YOUR OBJECTIVE: For the entries below, how many lines contain the word "Treatment"? Reply with the number and nothing else.

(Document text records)
· · · ·

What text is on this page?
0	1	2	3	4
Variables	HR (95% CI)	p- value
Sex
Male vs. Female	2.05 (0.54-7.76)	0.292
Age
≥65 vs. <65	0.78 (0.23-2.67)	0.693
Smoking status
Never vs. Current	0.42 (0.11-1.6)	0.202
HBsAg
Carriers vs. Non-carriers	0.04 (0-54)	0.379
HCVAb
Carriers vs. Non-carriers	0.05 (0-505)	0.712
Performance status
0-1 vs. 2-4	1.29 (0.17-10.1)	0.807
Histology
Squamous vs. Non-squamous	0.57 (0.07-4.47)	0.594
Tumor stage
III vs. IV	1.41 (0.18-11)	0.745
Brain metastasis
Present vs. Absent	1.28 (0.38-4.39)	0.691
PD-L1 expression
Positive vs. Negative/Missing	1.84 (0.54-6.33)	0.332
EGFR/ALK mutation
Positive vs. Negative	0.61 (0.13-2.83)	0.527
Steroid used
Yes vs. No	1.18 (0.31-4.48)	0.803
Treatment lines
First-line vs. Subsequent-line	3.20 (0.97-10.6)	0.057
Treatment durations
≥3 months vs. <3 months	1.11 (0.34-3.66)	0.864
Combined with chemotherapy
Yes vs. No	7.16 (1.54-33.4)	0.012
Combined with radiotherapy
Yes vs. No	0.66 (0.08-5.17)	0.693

· · · ·

EXPECTED ANSWER: 2